◆ Exercise:
Collect every line below that contains the word "resistance".

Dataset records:

___

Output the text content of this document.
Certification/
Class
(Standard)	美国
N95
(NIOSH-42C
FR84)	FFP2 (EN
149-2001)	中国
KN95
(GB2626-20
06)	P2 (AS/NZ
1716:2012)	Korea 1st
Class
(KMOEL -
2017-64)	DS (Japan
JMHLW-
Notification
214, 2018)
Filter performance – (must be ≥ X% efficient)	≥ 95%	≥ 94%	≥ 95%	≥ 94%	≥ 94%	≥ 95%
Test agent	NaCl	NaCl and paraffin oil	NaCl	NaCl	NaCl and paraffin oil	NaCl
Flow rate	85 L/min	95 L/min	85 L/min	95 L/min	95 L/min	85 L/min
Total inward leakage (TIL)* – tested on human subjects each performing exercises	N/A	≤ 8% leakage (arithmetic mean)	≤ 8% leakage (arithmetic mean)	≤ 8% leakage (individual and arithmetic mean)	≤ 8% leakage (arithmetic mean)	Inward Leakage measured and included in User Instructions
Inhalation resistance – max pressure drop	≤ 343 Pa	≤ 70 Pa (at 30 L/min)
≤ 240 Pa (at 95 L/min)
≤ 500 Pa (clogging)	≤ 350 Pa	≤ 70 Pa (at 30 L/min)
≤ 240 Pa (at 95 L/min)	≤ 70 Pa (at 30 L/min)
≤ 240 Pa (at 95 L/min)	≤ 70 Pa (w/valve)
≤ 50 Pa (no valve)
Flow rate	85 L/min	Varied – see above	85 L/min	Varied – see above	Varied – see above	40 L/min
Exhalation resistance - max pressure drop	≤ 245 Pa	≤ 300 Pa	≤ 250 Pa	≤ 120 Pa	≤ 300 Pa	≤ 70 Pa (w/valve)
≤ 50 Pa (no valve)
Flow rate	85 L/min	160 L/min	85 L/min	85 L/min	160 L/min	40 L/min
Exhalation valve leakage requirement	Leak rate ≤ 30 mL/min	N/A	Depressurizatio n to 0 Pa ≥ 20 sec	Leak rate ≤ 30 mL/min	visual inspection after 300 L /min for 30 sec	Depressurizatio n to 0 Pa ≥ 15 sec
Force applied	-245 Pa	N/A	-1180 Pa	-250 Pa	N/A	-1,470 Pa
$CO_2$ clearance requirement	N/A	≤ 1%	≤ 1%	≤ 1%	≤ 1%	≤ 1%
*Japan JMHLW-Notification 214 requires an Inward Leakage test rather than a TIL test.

___

◆ Correct response:
Inhalation resistance – max pressure drop	≤ 343 Pa	≤ 70 Pa (at 30 L/min)
Exhalation resistance - max pressure drop	≤ 245 Pa	≤ 300 Pa	≤ 250 Pa	≤ 120 Pa	≤ 300 Pa	≤ 70 Pa (w/valve)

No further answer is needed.